▸ **What needs to be done**
Filter the entries that follow, copying every line in which the word "Adobe" appears.

Rows from a figure dataset
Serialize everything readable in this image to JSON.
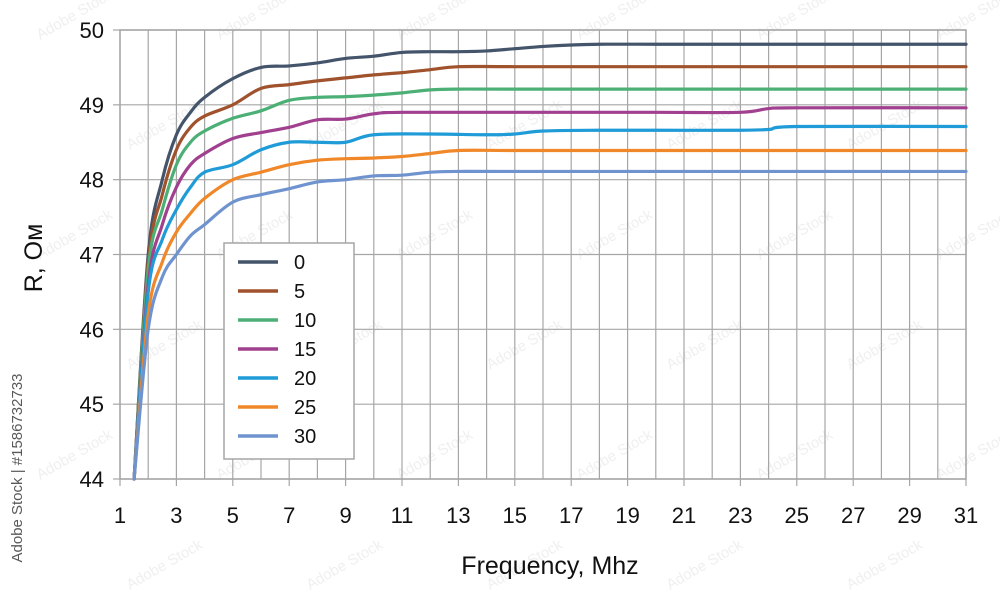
{
  "chart_data": {
    "type": "line",
    "xlabel": "Frequency, Mhz",
    "ylabel": "R, Ом",
    "xlim": [
      1,
      31
    ],
    "ylim": [
      44,
      50
    ],
    "x_ticks": [
      "1",
      "3",
      "5",
      "7",
      "9",
      "11",
      "13",
      "15",
      "17",
      "19",
      "21",
      "23",
      "25",
      "27",
      "29",
      "31"
    ],
    "y_ticks": [
      "44",
      "45",
      "46",
      "47",
      "48",
      "49",
      "50"
    ],
    "grid": true,
    "legend_position": "left-middle",
    "series": [
      {
        "name": "0",
        "color": "#44546a",
        "points": [
          [
            1.5,
            44.0
          ],
          [
            2.0,
            47.0
          ],
          [
            2.5,
            48.0
          ],
          [
            3.0,
            48.6
          ],
          [
            3.5,
            48.9
          ],
          [
            4.0,
            49.1
          ],
          [
            5.0,
            49.35
          ],
          [
            6.0,
            49.5
          ],
          [
            7.0,
            49.52
          ],
          [
            8.0,
            49.56
          ],
          [
            9.0,
            49.62
          ],
          [
            10.0,
            49.65
          ],
          [
            11.0,
            49.7
          ],
          [
            12.0,
            49.71
          ],
          [
            13.0,
            49.71
          ],
          [
            14.0,
            49.72
          ],
          [
            15.0,
            49.75
          ],
          [
            16.0,
            49.78
          ],
          [
            17.0,
            49.8
          ],
          [
            18.0,
            49.81
          ],
          [
            20.0,
            49.81
          ],
          [
            25.0,
            49.81
          ],
          [
            31.0,
            49.81
          ]
        ]
      },
      {
        "name": "5",
        "color": "#a0522d",
        "points": [
          [
            1.5,
            44.0
          ],
          [
            2.0,
            46.9
          ],
          [
            2.5,
            47.8
          ],
          [
            3.0,
            48.4
          ],
          [
            3.5,
            48.7
          ],
          [
            4.0,
            48.85
          ],
          [
            5.0,
            49.0
          ],
          [
            6.0,
            49.22
          ],
          [
            7.0,
            49.27
          ],
          [
            8.0,
            49.32
          ],
          [
            9.0,
            49.36
          ],
          [
            10.0,
            49.4
          ],
          [
            11.0,
            49.43
          ],
          [
            12.0,
            49.47
          ],
          [
            13.0,
            49.51
          ],
          [
            15.0,
            49.51
          ],
          [
            20.0,
            49.51
          ],
          [
            25.0,
            49.51
          ],
          [
            31.0,
            49.51
          ]
        ]
      },
      {
        "name": "10",
        "color": "#4caf76",
        "points": [
          [
            1.5,
            44.0
          ],
          [
            2.0,
            46.8
          ],
          [
            2.5,
            47.6
          ],
          [
            3.0,
            48.2
          ],
          [
            3.5,
            48.5
          ],
          [
            4.0,
            48.65
          ],
          [
            5.0,
            48.82
          ],
          [
            6.0,
            48.92
          ],
          [
            7.0,
            49.06
          ],
          [
            8.0,
            49.1
          ],
          [
            9.0,
            49.11
          ],
          [
            10.0,
            49.13
          ],
          [
            11.0,
            49.16
          ],
          [
            12.0,
            49.2
          ],
          [
            13.0,
            49.21
          ],
          [
            15.0,
            49.21
          ],
          [
            20.0,
            49.21
          ],
          [
            25.0,
            49.21
          ],
          [
            31.0,
            49.21
          ]
        ]
      },
      {
        "name": "15",
        "color": "#a0408f",
        "points": [
          [
            1.5,
            44.0
          ],
          [
            2.0,
            46.6
          ],
          [
            2.5,
            47.4
          ],
          [
            3.0,
            47.9
          ],
          [
            3.5,
            48.2
          ],
          [
            4.0,
            48.35
          ],
          [
            5.0,
            48.55
          ],
          [
            6.0,
            48.63
          ],
          [
            7.0,
            48.7
          ],
          [
            8.0,
            48.8
          ],
          [
            9.0,
            48.81
          ],
          [
            10.0,
            48.88
          ],
          [
            11.0,
            48.9
          ],
          [
            15.0,
            48.9
          ],
          [
            20.0,
            48.9
          ],
          [
            23.0,
            48.9
          ],
          [
            24.0,
            48.95
          ],
          [
            25.0,
            48.96
          ],
          [
            31.0,
            48.96
          ]
        ]
      },
      {
        "name": "20",
        "color": "#1f9bd7",
        "points": [
          [
            1.5,
            44.0
          ],
          [
            2.0,
            46.5
          ],
          [
            2.5,
            47.2
          ],
          [
            3.0,
            47.6
          ],
          [
            3.5,
            47.9
          ],
          [
            4.0,
            48.1
          ],
          [
            5.0,
            48.2
          ],
          [
            6.0,
            48.4
          ],
          [
            7.0,
            48.5
          ],
          [
            8.0,
            48.5
          ],
          [
            9.0,
            48.5
          ],
          [
            10.0,
            48.6
          ],
          [
            12.0,
            48.61
          ],
          [
            14.0,
            48.6
          ],
          [
            15.0,
            48.61
          ],
          [
            16.0,
            48.65
          ],
          [
            18.0,
            48.66
          ],
          [
            20.0,
            48.66
          ],
          [
            23.0,
            48.66
          ],
          [
            24.0,
            48.67
          ],
          [
            25.0,
            48.71
          ],
          [
            31.0,
            48.71
          ]
        ]
      },
      {
        "name": "25",
        "color": "#f0882a",
        "points": [
          [
            1.5,
            44.0
          ],
          [
            2.0,
            46.2
          ],
          [
            2.5,
            46.9
          ],
          [
            3.0,
            47.3
          ],
          [
            3.5,
            47.55
          ],
          [
            4.0,
            47.75
          ],
          [
            5.0,
            48.0
          ],
          [
            6.0,
            48.1
          ],
          [
            7.0,
            48.2
          ],
          [
            8.0,
            48.26
          ],
          [
            9.0,
            48.28
          ],
          [
            10.0,
            48.29
          ],
          [
            11.0,
            48.31
          ],
          [
            12.0,
            48.35
          ],
          [
            13.0,
            48.39
          ],
          [
            15.0,
            48.39
          ],
          [
            20.0,
            48.39
          ],
          [
            25.0,
            48.39
          ],
          [
            31.0,
            48.39
          ]
        ]
      },
      {
        "name": "30",
        "color": "#6f93cf",
        "points": [
          [
            1.5,
            44.0
          ],
          [
            2.0,
            46.0
          ],
          [
            2.5,
            46.7
          ],
          [
            3.0,
            47.0
          ],
          [
            3.5,
            47.25
          ],
          [
            4.0,
            47.4
          ],
          [
            5.0,
            47.7
          ],
          [
            6.0,
            47.8
          ],
          [
            7.0,
            47.88
          ],
          [
            8.0,
            47.97
          ],
          [
            9.0,
            48.0
          ],
          [
            10.0,
            48.05
          ],
          [
            11.0,
            48.06
          ],
          [
            12.0,
            48.1
          ],
          [
            13.0,
            48.11
          ],
          [
            15.0,
            48.11
          ],
          [
            20.0,
            48.11
          ],
          [
            25.0,
            48.11
          ],
          [
            31.0,
            48.11
          ]
        ]
      }
    ]
  },
  "watermark": {
    "side_text": "Adobe Stock | #1586732733",
    "tile_text": "Adobe Stock"
  }
}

▸ **Solution**
    "side_text": "Adobe Stock | #1586732733",
    "tile_text": "Adobe Stock"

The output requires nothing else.